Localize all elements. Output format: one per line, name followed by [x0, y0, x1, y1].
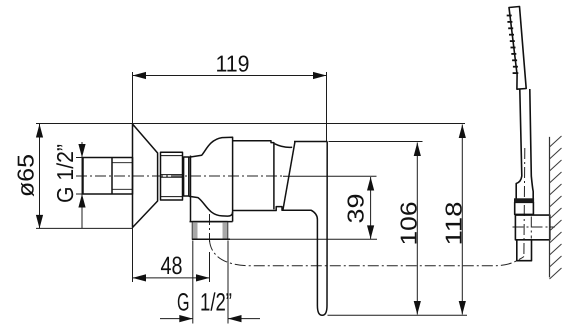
svg-text:48: 48: [161, 252, 183, 280]
svg-text:G: G: [177, 289, 190, 317]
svg-text:106: 106: [396, 202, 422, 246]
svg-text:118: 118: [441, 202, 467, 246]
svg-text:39: 39: [343, 194, 369, 224]
svg-text:ø65: ø65: [13, 154, 39, 197]
svg-text:G 1/2”: G 1/2”: [52, 144, 78, 203]
svg-text:1/2”: 1/2”: [200, 289, 232, 317]
svg-text:119: 119: [216, 51, 250, 77]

WORK REQUIRED: Reproduce every line of the records above verbatim, omitting the picture.

OUTPUT OF THE EXERCISE:
Localize all elements. Output format: one per line, name followed by [x0, y0, x1, y1].
svg-text:48: 48: [161, 252, 183, 280]
svg-text:G: G: [177, 289, 190, 317]
svg-text:106: 106: [396, 202, 422, 246]
svg-text:118: 118: [441, 202, 467, 246]
svg-text:39: 39: [343, 194, 369, 224]
svg-text:ø65: ø65: [13, 154, 39, 197]
svg-text:G 1/2”: G 1/2”: [52, 144, 78, 203]
svg-text:1/2”: 1/2”: [200, 289, 232, 317]
svg-text:119: 119: [216, 51, 250, 77]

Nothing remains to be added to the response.